*** MATERIAL SHOWN

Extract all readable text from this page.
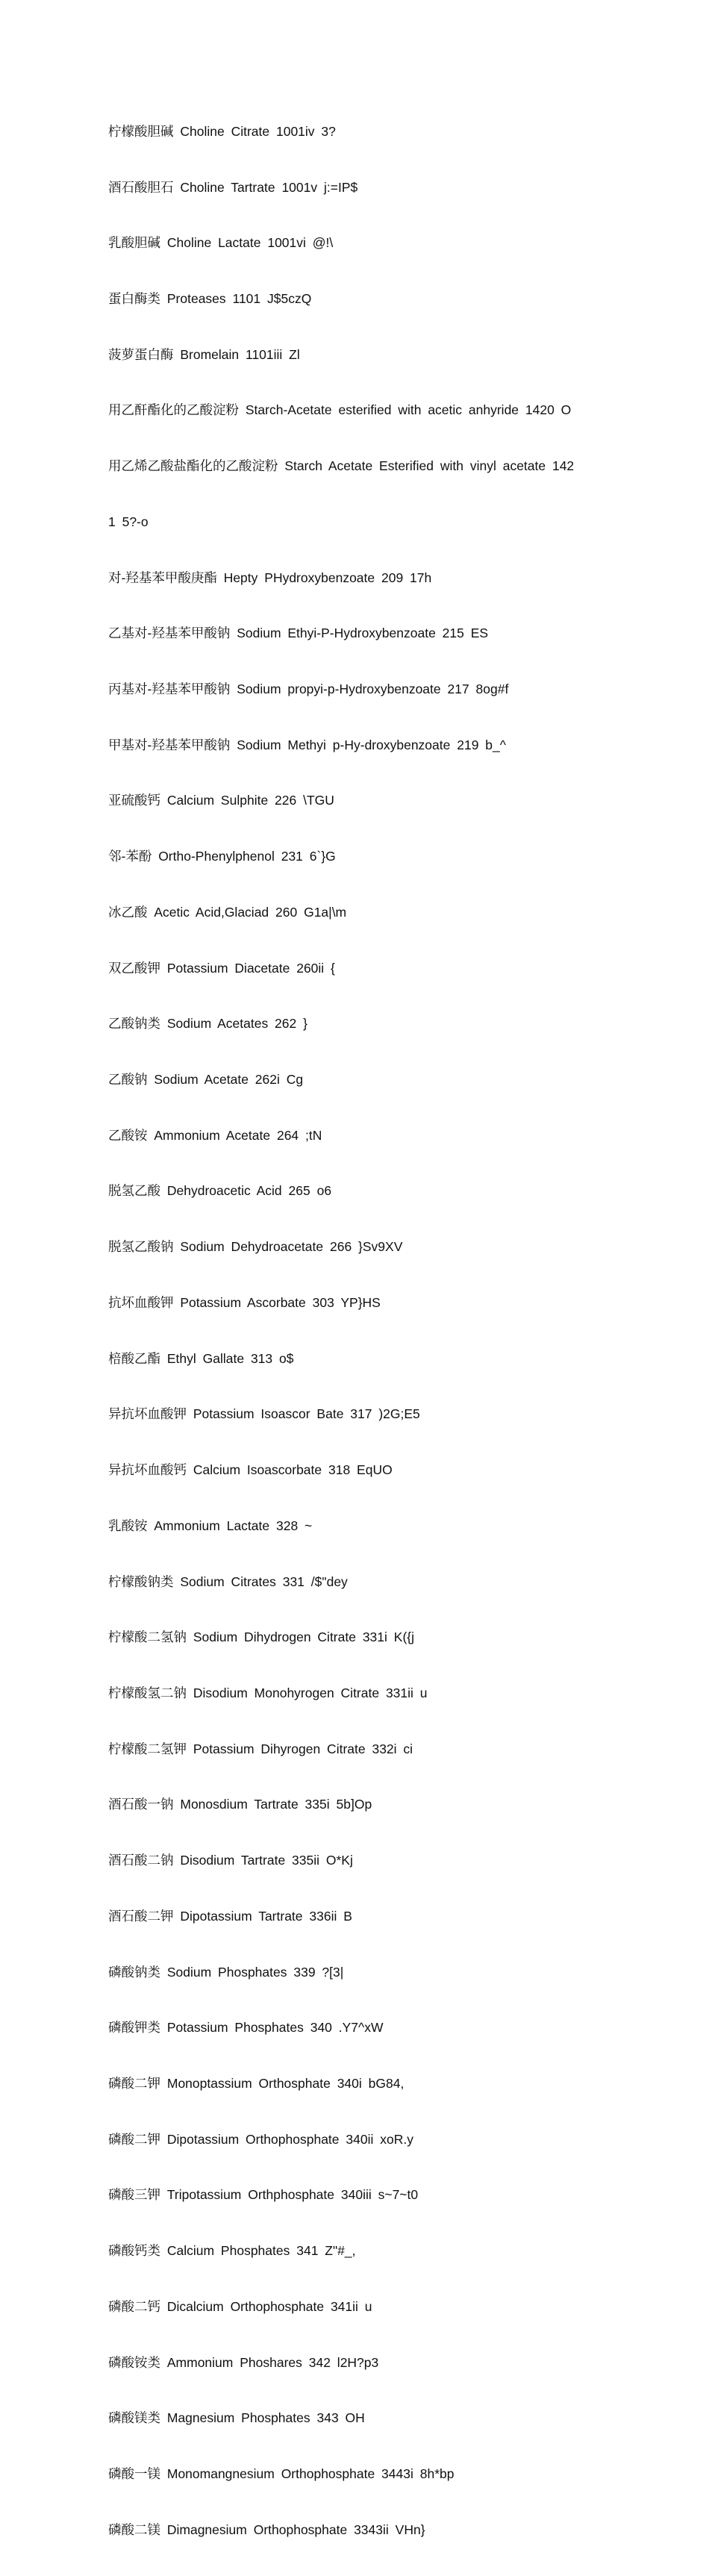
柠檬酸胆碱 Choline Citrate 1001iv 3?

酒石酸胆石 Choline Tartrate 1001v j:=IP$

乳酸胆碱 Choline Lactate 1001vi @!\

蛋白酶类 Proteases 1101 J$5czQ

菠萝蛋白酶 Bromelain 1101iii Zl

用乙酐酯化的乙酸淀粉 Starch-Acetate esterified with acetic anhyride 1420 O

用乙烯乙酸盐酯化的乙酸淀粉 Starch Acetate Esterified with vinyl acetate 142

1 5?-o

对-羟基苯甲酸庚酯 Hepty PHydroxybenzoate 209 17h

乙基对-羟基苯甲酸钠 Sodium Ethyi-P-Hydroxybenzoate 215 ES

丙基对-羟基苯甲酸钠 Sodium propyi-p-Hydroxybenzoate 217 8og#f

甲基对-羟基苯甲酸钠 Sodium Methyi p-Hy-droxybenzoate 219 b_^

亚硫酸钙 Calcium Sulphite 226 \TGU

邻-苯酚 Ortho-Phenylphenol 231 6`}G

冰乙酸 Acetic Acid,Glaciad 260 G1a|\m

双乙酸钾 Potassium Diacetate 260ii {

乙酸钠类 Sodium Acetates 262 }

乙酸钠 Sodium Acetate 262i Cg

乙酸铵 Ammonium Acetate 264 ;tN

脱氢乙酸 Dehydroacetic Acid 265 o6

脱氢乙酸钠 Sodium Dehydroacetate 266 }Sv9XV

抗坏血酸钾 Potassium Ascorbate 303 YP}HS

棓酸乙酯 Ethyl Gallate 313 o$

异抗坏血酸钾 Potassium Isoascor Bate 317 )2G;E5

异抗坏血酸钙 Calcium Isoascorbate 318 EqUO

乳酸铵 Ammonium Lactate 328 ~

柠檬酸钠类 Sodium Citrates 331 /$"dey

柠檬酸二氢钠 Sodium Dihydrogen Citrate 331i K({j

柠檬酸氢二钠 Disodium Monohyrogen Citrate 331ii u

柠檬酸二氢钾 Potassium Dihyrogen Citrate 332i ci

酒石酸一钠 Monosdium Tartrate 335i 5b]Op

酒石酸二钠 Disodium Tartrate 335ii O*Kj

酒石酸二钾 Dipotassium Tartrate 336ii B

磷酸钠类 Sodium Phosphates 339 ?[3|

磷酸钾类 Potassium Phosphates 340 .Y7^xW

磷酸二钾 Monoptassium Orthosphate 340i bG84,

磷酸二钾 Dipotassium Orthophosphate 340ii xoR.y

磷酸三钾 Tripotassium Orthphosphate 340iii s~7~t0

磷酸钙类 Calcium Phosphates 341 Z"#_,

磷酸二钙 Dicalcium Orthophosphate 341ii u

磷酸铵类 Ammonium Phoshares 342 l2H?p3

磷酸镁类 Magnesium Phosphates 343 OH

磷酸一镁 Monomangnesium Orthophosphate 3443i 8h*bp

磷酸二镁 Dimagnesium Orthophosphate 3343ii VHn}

******

CHALLENGE.
Restate the data above word for word. Do not include the images.

TASK OUTPUT.
Extract all readable text from this page.
柠檬酸胆碱 Choline Citrate 1001iv 3?

酒石酸胆石 Choline Tartrate 1001v j:=IP$

乳酸胆碱 Choline Lactate 1001vi @!\

蛋白酶类 Proteases 1101 J$5czQ

菠萝蛋白酶 Bromelain 1101iii Zl

用乙酐酯化的乙酸淀粉 Starch-Acetate esterified with acetic anhyride 1420 O

用乙烯乙酸盐酯化的乙酸淀粉 Starch Acetate Esterified with vinyl acetate 142

1 5?-o

对-羟基苯甲酸庚酯 Hepty PHydroxybenzoate 209 17h

乙基对-羟基苯甲酸钠 Sodium Ethyi-P-Hydroxybenzoate 215 ES

丙基对-羟基苯甲酸钠 Sodium propyi-p-Hydroxybenzoate 217 8og#f

甲基对-羟基苯甲酸钠 Sodium Methyi p-Hy-droxybenzoate 219 b_^

亚硫酸钙 Calcium Sulphite 226 \TGU

邻-苯酚 Ortho-Phenylphenol 231 6`}G

冰乙酸 Acetic Acid,Glaciad 260 G1a|\m

双乙酸钾 Potassium Diacetate 260ii {

乙酸钠类 Sodium Acetates 262 }

乙酸钠 Sodium Acetate 262i Cg

乙酸铵 Ammonium Acetate 264 ;tN

脱氢乙酸 Dehydroacetic Acid 265 o6

脱氢乙酸钠 Sodium Dehydroacetate 266 }Sv9XV

抗坏血酸钾 Potassium Ascorbate 303 YP}HS

棓酸乙酯 Ethyl Gallate 313 o$

异抗坏血酸钾 Potassium Isoascor Bate 317 )2G;E5

异抗坏血酸钙 Calcium Isoascorbate 318 EqUO

乳酸铵 Ammonium Lactate 328 ~

柠檬酸钠类 Sodium Citrates 331 /$"dey

柠檬酸二氢钠 Sodium Dihydrogen Citrate 331i K({j

柠檬酸氢二钠 Disodium Monohyrogen Citrate 331ii u

柠檬酸二氢钾 Potassium Dihyrogen Citrate 332i ci

酒石酸一钠 Monosdium Tartrate 335i 5b]Op

酒石酸二钠 Disodium Tartrate 335ii O*Kj

酒石酸二钾 Dipotassium Tartrate 336ii B

磷酸钠类 Sodium Phosphates 339 ?[3|

磷酸钾类 Potassium Phosphates 340 .Y7^xW

磷酸二钾 Monoptassium Orthosphate 340i bG84,

磷酸二钾 Dipotassium Orthophosphate 340ii xoR.y

磷酸三钾 Tripotassium Orthphosphate 340iii s~7~t0

磷酸钙类 Calcium Phosphates 341 Z"#_,

磷酸二钙 Dicalcium Orthophosphate 341ii u

磷酸铵类 Ammonium Phoshares 342 l2H?p3

磷酸镁类 Magnesium Phosphates 343 OH

磷酸一镁 Monomangnesium Orthophosphate 3443i 8h*bp

磷酸二镁 Dimagnesium Orthophosphate 3343ii VHn}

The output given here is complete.